Instruction> Provide the records once more, identical to the original.
----
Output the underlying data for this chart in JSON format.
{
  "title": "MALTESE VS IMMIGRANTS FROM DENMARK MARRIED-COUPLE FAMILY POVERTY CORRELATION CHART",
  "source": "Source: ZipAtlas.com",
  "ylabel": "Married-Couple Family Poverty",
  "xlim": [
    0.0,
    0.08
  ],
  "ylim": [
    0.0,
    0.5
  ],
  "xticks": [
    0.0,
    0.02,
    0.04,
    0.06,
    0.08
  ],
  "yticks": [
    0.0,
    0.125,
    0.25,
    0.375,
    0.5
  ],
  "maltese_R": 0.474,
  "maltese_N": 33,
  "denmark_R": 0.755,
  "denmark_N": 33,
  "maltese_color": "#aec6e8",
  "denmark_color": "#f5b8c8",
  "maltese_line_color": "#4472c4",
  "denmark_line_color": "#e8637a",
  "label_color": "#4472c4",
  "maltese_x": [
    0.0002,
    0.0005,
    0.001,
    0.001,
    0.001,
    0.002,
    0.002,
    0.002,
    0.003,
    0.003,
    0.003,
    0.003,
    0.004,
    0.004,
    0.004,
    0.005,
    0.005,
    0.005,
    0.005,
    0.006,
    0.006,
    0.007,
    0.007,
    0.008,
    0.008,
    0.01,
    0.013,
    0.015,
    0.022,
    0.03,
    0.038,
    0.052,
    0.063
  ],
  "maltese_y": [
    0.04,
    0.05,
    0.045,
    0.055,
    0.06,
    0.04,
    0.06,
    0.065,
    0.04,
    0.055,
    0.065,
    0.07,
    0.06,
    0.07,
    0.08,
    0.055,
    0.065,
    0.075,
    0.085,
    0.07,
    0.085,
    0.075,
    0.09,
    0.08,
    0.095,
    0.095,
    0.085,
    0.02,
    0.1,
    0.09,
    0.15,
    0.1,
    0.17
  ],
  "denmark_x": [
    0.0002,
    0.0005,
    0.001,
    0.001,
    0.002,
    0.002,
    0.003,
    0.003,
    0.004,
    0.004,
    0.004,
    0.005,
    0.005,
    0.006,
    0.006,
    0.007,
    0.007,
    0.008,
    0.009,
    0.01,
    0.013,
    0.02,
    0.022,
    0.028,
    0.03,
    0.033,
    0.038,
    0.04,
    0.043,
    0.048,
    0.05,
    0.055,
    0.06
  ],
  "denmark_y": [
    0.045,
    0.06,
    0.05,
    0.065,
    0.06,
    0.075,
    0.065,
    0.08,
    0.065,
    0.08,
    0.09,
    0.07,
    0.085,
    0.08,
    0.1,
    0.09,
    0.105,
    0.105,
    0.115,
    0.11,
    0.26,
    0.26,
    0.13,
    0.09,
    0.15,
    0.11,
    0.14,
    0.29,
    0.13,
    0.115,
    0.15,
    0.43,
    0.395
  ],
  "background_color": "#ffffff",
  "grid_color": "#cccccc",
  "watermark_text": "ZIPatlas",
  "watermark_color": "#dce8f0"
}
----
Completed exercise>
Output the underlying data for this chart in JSON format.
{
  "title": "MALTESE VS IMMIGRANTS FROM DENMARK MARRIED-COUPLE FAMILY POVERTY CORRELATION CHART",
  "source": "Source: ZipAtlas.com",
  "ylabel": "Married-Couple Family Poverty",
  "xlim": [
    0.0,
    0.08
  ],
  "ylim": [
    0.0,
    0.5
  ],
  "xticks": [
    0.0,
    0.02,
    0.04,
    0.06,
    0.08
  ],
  "yticks": [
    0.0,
    0.125,
    0.25,
    0.375,
    0.5
  ],
  "maltese_R": 0.474,
  "maltese_N": 33,
  "denmark_R": 0.755,
  "denmark_N": 33,
  "maltese_color": "#aec6e8",
  "denmark_color": "#f5b8c8",
  "maltese_line_color": "#4472c4",
  "denmark_line_color": "#e8637a",
  "label_color": "#4472c4",
  "maltese_x": [
    0.0002,
    0.0005,
    0.001,
    0.001,
    0.001,
    0.002,
    0.002,
    0.002,
    0.003,
    0.003,
    0.003,
    0.003,
    0.004,
    0.004,
    0.004,
    0.005,
    0.005,
    0.005,
    0.005,
    0.006,
    0.006,
    0.007,
    0.007,
    0.008,
    0.008,
    0.01,
    0.013,
    0.015,
    0.022,
    0.03,
    0.038,
    0.052,
    0.063
  ],
  "maltese_y": [
    0.04,
    0.05,
    0.045,
    0.055,
    0.06,
    0.04,
    0.06,
    0.065,
    0.04,
    0.055,
    0.065,
    0.07,
    0.06,
    0.07,
    0.08,
    0.055,
    0.065,
    0.075,
    0.085,
    0.07,
    0.085,
    0.075,
    0.09,
    0.08,
    0.095,
    0.095,
    0.085,
    0.02,
    0.1,
    0.09,
    0.15,
    0.1,
    0.17
  ],
  "denmark_x": [
    0.0002,
    0.0005,
    0.001,
    0.001,
    0.002,
    0.002,
    0.003,
    0.003,
    0.004,
    0.004,
    0.004,
    0.005,
    0.005,
    0.006,
    0.006,
    0.007,
    0.007,
    0.008,
    0.009,
    0.01,
    0.013,
    0.02,
    0.022,
    0.028,
    0.03,
    0.033,
    0.038,
    0.04,
    0.043,
    0.048,
    0.05,
    0.055,
    0.06
  ],
  "denmark_y": [
    0.045,
    0.06,
    0.05,
    0.065,
    0.06,
    0.075,
    0.065,
    0.08,
    0.065,
    0.08,
    0.09,
    0.07,
    0.085,
    0.08,
    0.1,
    0.09,
    0.105,
    0.105,
    0.115,
    0.11,
    0.26,
    0.26,
    0.13,
    0.09,
    0.15,
    0.11,
    0.14,
    0.29,
    0.13,
    0.115,
    0.15,
    0.43,
    0.395
  ],
  "background_color": "#ffffff",
  "grid_color": "#cccccc",
  "watermark_text": "ZIPatlas",
  "watermark_color": "#dce8f0"
}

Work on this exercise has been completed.